• AIM OF THE TASK: All lines below must be repeated exactly, with the pictures omitted.
====== DATA EXCERPTS ======
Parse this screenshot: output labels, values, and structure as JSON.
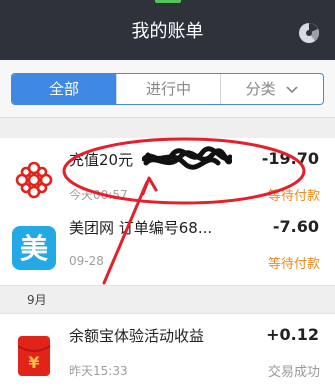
{
  "header": {
    "title": "我的账单",
    "chart_icon": "pie-chart-icon"
  },
  "tabs": [
    {
      "label": "全部",
      "active": true
    },
    {
      "label": "进行中",
      "active": false
    },
    {
      "label": "分类",
      "active": false
    }
  ],
  "bills": [
    {
      "icon": "china-unicom-logo-icon",
      "name": "充值20元",
      "amount": "-19.70",
      "date": "今天00:57",
      "status": "等待付款"
    },
    {
      "icon": "meituan-logo-icon",
      "name": "美团网 订单编号68...",
      "amount": "-7.60",
      "date": "09-28",
      "status": "等待付款"
    },
    {
      "icon": "red-envelope-icon",
      "name": "余额宝体验活动收益",
      "amount": "+0.12",
      "date": "昨天15:33",
      "status": "交易成功"
    }
  ],
  "section": {
    "label": "9月"
  },
  "colors": {
    "header_bg": "#2e323b",
    "accent": "#3f88e3",
    "pending": "#ef8b1f",
    "annotation": "#e5202b"
  }
}
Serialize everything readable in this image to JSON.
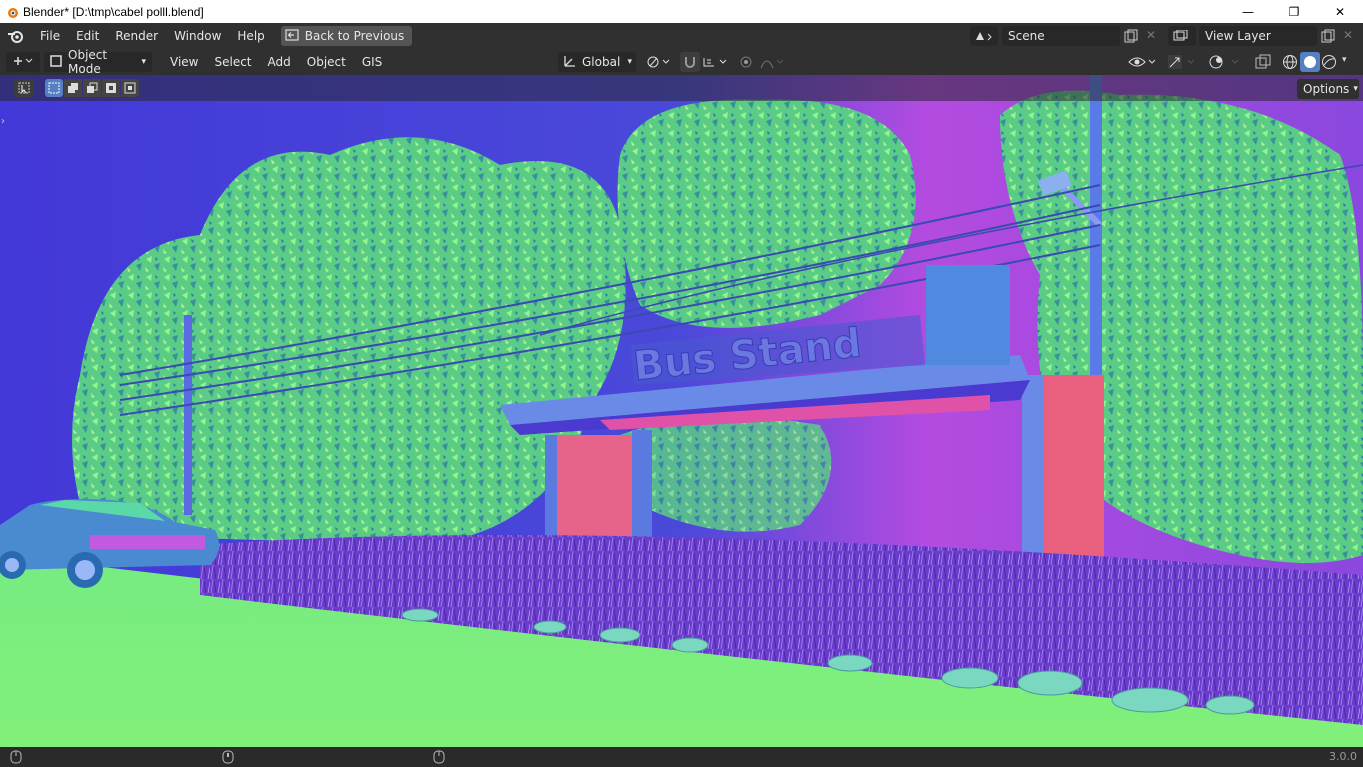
{
  "window": {
    "title": "Blender* [D:\\tmp\\cabel polll.blend]",
    "minimize": "—",
    "maximize": "❐",
    "close": "✕"
  },
  "menu": {
    "items": [
      "File",
      "Edit",
      "Render",
      "Window",
      "Help"
    ],
    "back_button": "Back to Previous",
    "scene": "Scene",
    "view_layer": "View Layer"
  },
  "header3d": {
    "mode": "Object Mode",
    "menus": [
      "View",
      "Select",
      "Add",
      "Object",
      "GIS"
    ],
    "orientation": "Global"
  },
  "toolrow": {
    "options": "Options"
  },
  "viewport": {
    "sign_text": "Bus Stand"
  },
  "status": {
    "version": "3.0.0"
  },
  "colors": {
    "sky_left": "#3a3ad8",
    "sky_right": "#c040d8",
    "ground": "#7ef07a",
    "foliage": "#58d87c",
    "grass": "#7a3ad8",
    "structure": "#5a7ae0",
    "pillar": "#e8607e"
  }
}
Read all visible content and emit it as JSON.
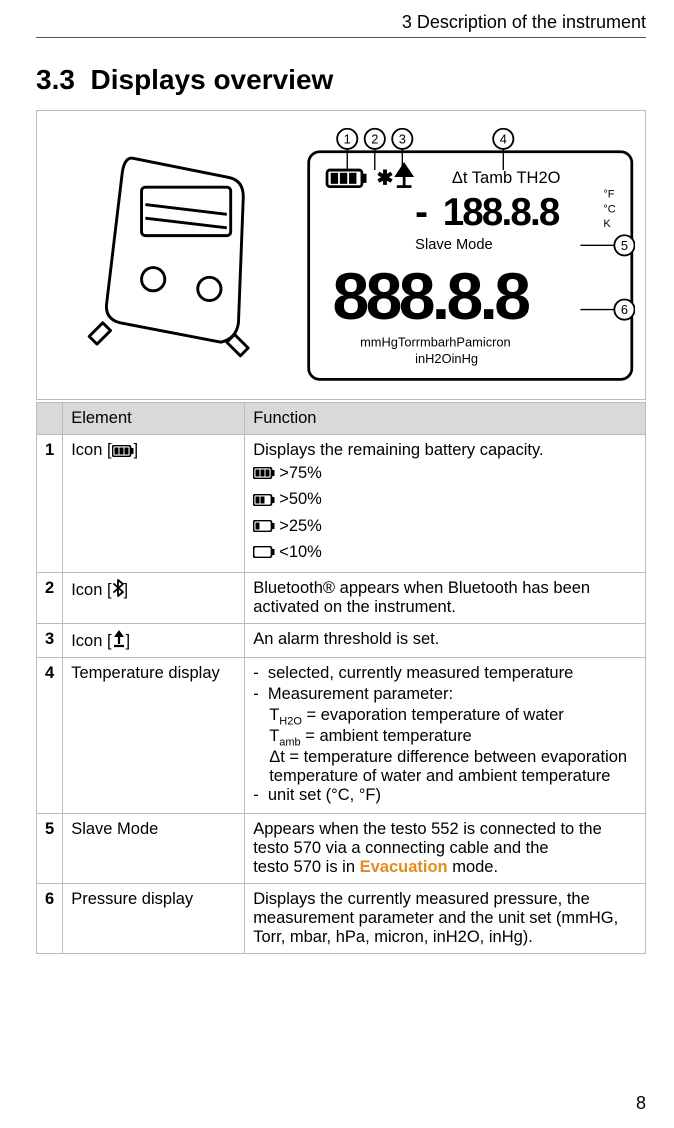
{
  "header": {
    "chapter": "3 Description of the instrument"
  },
  "section": {
    "number": "3.3",
    "title": "Displays overview"
  },
  "figure": {
    "callouts": [
      "1",
      "2",
      "3",
      "4",
      "5",
      "6"
    ],
    "slave_mode_label": "Slave Mode",
    "temp_labels": "Δt Tamb TH2O",
    "temp_units": [
      "°F",
      "°C",
      "K"
    ],
    "small_digits": "188.8.8",
    "big_digits": "888.8.8",
    "units_line1": "mmHgTorrmbarhPamicron",
    "units_line2": "inH2OinHg"
  },
  "table": {
    "headers": {
      "element": "Element",
      "function": "Function"
    },
    "rows": [
      {
        "num": "1",
        "element_prefix": "Icon [",
        "element_suffix": "]",
        "element_icon": "battery-full-icon",
        "function_main": "Displays the remaining battery capacity.",
        "levels": [
          {
            "icon": "battery-full-icon",
            "text": ">75%"
          },
          {
            "icon": "battery-75-icon",
            "text": ">50%"
          },
          {
            "icon": "battery-50-icon",
            "text": ">25%"
          },
          {
            "icon": "battery-25-icon",
            "text": "<10%"
          }
        ]
      },
      {
        "num": "2",
        "element_prefix": "Icon [",
        "element_suffix": "]",
        "element_icon": "bluetooth-icon",
        "function_main": "Bluetooth® appears when Bluetooth has been activated on the instrument."
      },
      {
        "num": "3",
        "element_prefix": "Icon [",
        "element_suffix": "]",
        "element_icon": "alarm-icon",
        "function_main": "An alarm threshold is set."
      },
      {
        "num": "4",
        "element": "Temperature display",
        "bullets": [
          "selected, currently measured temperature",
          "Measurement parameter:"
        ],
        "sub_lines": [
          {
            "sym": "T",
            "sub": "H2O",
            "rest": " = evaporation temperature of water"
          },
          {
            "sym": "T",
            "sub": "amb",
            "rest": " = ambient temperature"
          }
        ],
        "delta_line": "Δt = temperature difference between evaporation temperature of water and ambient temperature",
        "bullet3": "unit set (°C, °F)"
      },
      {
        "num": "5",
        "element": "Slave Mode",
        "line_a": "Appears when the testo 552 is connected to the testo 570 via a connecting cable and the",
        "line_b_pre": "testo 570 is in ",
        "line_b_em": "Evacuation",
        "line_b_post": " mode."
      },
      {
        "num": "6",
        "element": "Pressure display",
        "function_main": "Displays the currently measured pressure, the measurement parameter and the unit set (mmHG, Torr, mbar, hPa, micron, inH2O, inHg)."
      }
    ]
  },
  "page_number": "8"
}
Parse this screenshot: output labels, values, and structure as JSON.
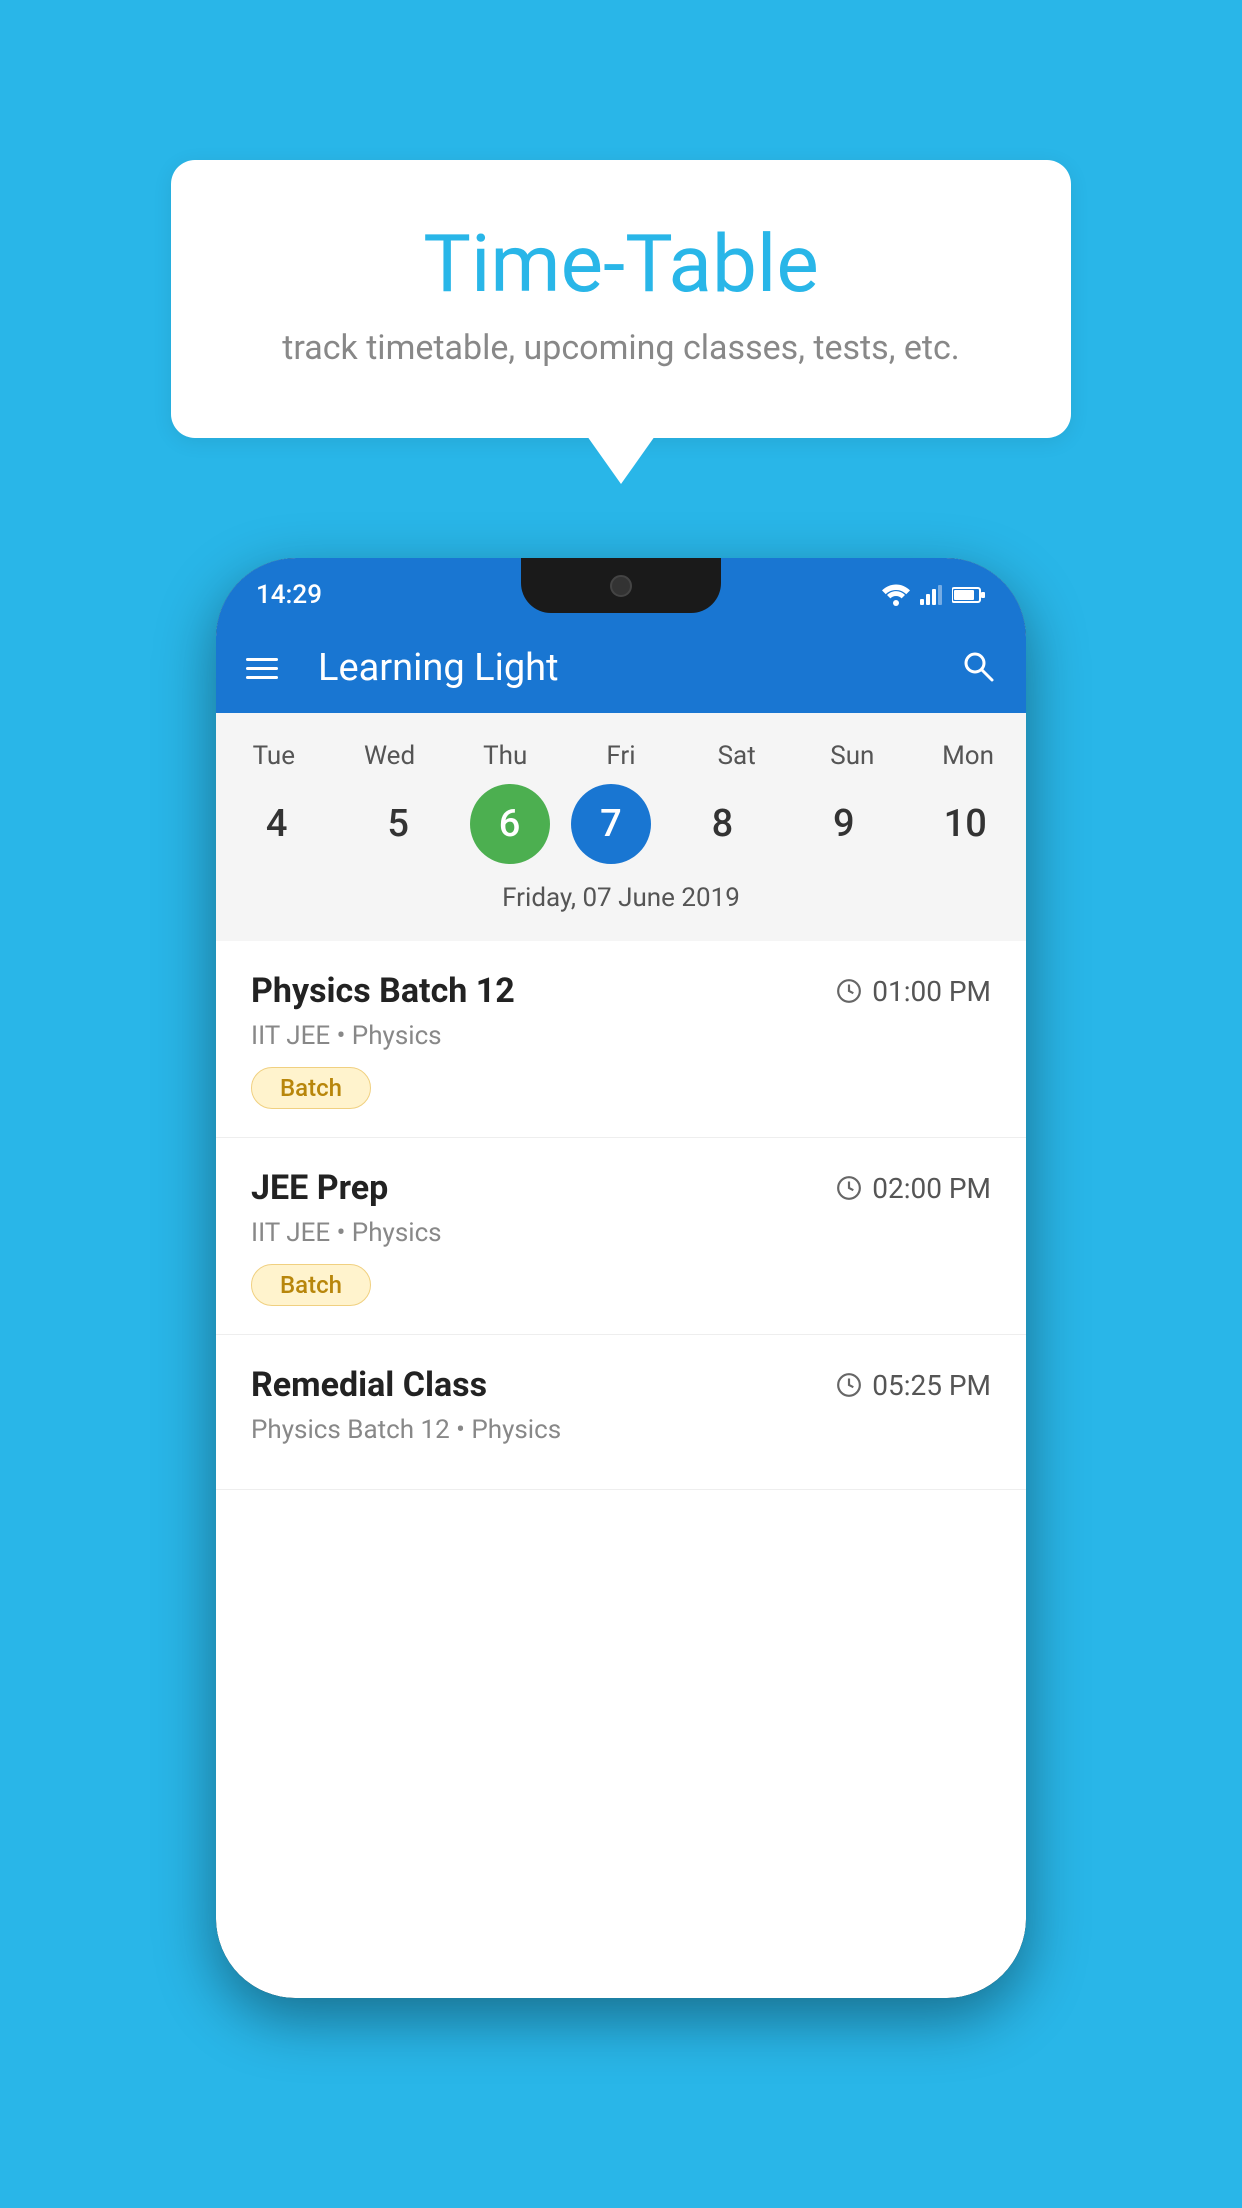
{
  "background_color": "#29B6E8",
  "tooltip": {
    "title": "Time-Table",
    "subtitle": "track timetable, upcoming classes, tests, etc."
  },
  "phone": {
    "status_bar": {
      "time": "14:29"
    },
    "app_bar": {
      "title": "Learning Light"
    },
    "calendar": {
      "days": [
        "Tue",
        "Wed",
        "Thu",
        "Fri",
        "Sat",
        "Sun",
        "Mon"
      ],
      "dates": [
        "4",
        "5",
        "6",
        "7",
        "8",
        "9",
        "10"
      ],
      "today_index": 2,
      "selected_index": 3,
      "selected_label": "Friday, 07 June 2019"
    },
    "schedule": [
      {
        "title": "Physics Batch 12",
        "time": "01:00 PM",
        "subtitle": "IIT JEE • Physics",
        "tag": "Batch"
      },
      {
        "title": "JEE Prep",
        "time": "02:00 PM",
        "subtitle": "IIT JEE • Physics",
        "tag": "Batch"
      },
      {
        "title": "Remedial Class",
        "time": "05:25 PM",
        "subtitle": "Physics Batch 12 • Physics",
        "tag": null
      }
    ]
  }
}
======
• THE OUTPUT:
Parse this screenshot: output labels, values, and structure as JSON.
{
  "header": {
    "title": "我的账单",
    "chart_icon": "pie-chart-icon"
  },
  "tabs": [
    {
      "label": "全部",
      "active": true
    },
    {
      "label": "进行中",
      "active": false
    },
    {
      "label": "分类",
      "active": false
    }
  ],
  "bills": [
    {
      "icon": "china-unicom-logo-icon",
      "name": "充值20元",
      "amount": "-19.70",
      "date": "今天00:57",
      "status": "等待付款"
    },
    {
      "icon": "meituan-logo-icon",
      "name": "美团网 订单编号68...",
      "amount": "-7.60",
      "date": "09-28",
      "status": "等待付款"
    },
    {
      "icon": "red-envelope-icon",
      "name": "余额宝体验活动收益",
      "amount": "+0.12",
      "date": "昨天15:33",
      "status": "交易成功"
    }
  ],
  "section": {
    "label": "9月"
  },
  "colors": {
    "header_bg": "#2e323b",
    "accent": "#3f88e3",
    "pending": "#ef8b1f",
    "annotation": "#e5202b"
  }
}
Serialize everything readable in this image to JSON.
{
  "window": {
    "title": "Blender* [D:\\tmp\\cabel polll.blend]",
    "minimize": "—",
    "maximize": "❐",
    "close": "✕"
  },
  "menu": {
    "items": [
      "File",
      "Edit",
      "Render",
      "Window",
      "Help"
    ],
    "back_button": "Back to Previous",
    "scene": "Scene",
    "view_layer": "View Layer"
  },
  "header3d": {
    "mode": "Object Mode",
    "menus": [
      "View",
      "Select",
      "Add",
      "Object",
      "GIS"
    ],
    "orientation": "Global"
  },
  "toolrow": {
    "options": "Options"
  },
  "viewport": {
    "sign_text": "Bus Stand"
  },
  "status": {
    "version": "3.0.0"
  },
  "colors": {
    "sky_left": "#3a3ad8",
    "sky_right": "#c040d8",
    "ground": "#7ef07a",
    "foliage": "#58d87c",
    "grass": "#7a3ad8",
    "structure": "#5a7ae0",
    "pillar": "#e8607e"
  }
}
Read all visible content and emit it as JSON.
{
  "header": {
    "chapter": "3 Description of the instrument"
  },
  "section": {
    "number": "3.3",
    "title": "Displays overview"
  },
  "figure": {
    "callouts": [
      "1",
      "2",
      "3",
      "4",
      "5",
      "6"
    ],
    "slave_mode_label": "Slave Mode",
    "temp_labels": "Δt Tamb TH2O",
    "temp_units": [
      "°F",
      "°C",
      "K"
    ],
    "small_digits": "188.8.8",
    "big_digits": "888.8.8",
    "units_line1": "mmHgTorrmbarhPamicron",
    "units_line2": "inH2OinHg"
  },
  "table": {
    "headers": {
      "element": "Element",
      "function": "Function"
    },
    "rows": [
      {
        "num": "1",
        "element_prefix": "Icon [",
        "element_suffix": "]",
        "element_icon": "battery-full-icon",
        "function_main": "Displays the remaining battery capacity.",
        "levels": [
          {
            "icon": "battery-full-icon",
            "text": ">75%"
          },
          {
            "icon": "battery-75-icon",
            "text": ">50%"
          },
          {
            "icon": "battery-50-icon",
            "text": ">25%"
          },
          {
            "icon": "battery-25-icon",
            "text": "<10%"
          }
        ]
      },
      {
        "num": "2",
        "element_prefix": "Icon [",
        "element_suffix": "]",
        "element_icon": "bluetooth-icon",
        "function_main": "Bluetooth® appears when Bluetooth has been activated on the instrument."
      },
      {
        "num": "3",
        "element_prefix": "Icon [",
        "element_suffix": "]",
        "element_icon": "alarm-icon",
        "function_main": "An alarm threshold is set."
      },
      {
        "num": "4",
        "element": "Temperature display",
        "bullets": [
          "selected, currently measured temperature",
          "Measurement parameter:"
        ],
        "sub_lines": [
          {
            "sym": "T",
            "sub": "H2O",
            "rest": " = evaporation temperature of water"
          },
          {
            "sym": "T",
            "sub": "amb",
            "rest": " = ambient temperature"
          }
        ],
        "delta_line": "Δt = temperature difference between evaporation temperature of water and ambient temperature",
        "bullet3": "unit set (°C, °F)"
      },
      {
        "num": "5",
        "element": "Slave Mode",
        "line_a": "Appears when the testo 552 is connected to the testo 570 via a connecting cable and the",
        "line_b_pre": "testo 570 is in ",
        "line_b_em": "Evacuation",
        "line_b_post": " mode."
      },
      {
        "num": "6",
        "element": "Pressure display",
        "function_main": "Displays the currently measured pressure, the measurement parameter and the unit set (mmHG, Torr, mbar, hPa, micron, inH2O, inHg)."
      }
    ]
  },
  "page_number": "8"
}
Parse this screenshot: output labels, values, and structure as JSON.
{
  "background_color": "#29B6E8",
  "tooltip": {
    "title": "Time-Table",
    "subtitle": "track timetable, upcoming classes, tests, etc."
  },
  "phone": {
    "status_bar": {
      "time": "14:29"
    },
    "app_bar": {
      "title": "Learning Light"
    },
    "calendar": {
      "days": [
        "Tue",
        "Wed",
        "Thu",
        "Fri",
        "Sat",
        "Sun",
        "Mon"
      ],
      "dates": [
        "4",
        "5",
        "6",
        "7",
        "8",
        "9",
        "10"
      ],
      "today_index": 2,
      "selected_index": 3,
      "selected_label": "Friday, 07 June 2019"
    },
    "schedule": [
      {
        "title": "Physics Batch 12",
        "time": "01:00 PM",
        "subtitle": "IIT JEE • Physics",
        "tag": "Batch"
      },
      {
        "title": "JEE Prep",
        "time": "02:00 PM",
        "subtitle": "IIT JEE • Physics",
        "tag": "Batch"
      },
      {
        "title": "Remedial Class",
        "time": "05:25 PM",
        "subtitle": "Physics Batch 12 • Physics",
        "tag": null
      }
    ]
  }
}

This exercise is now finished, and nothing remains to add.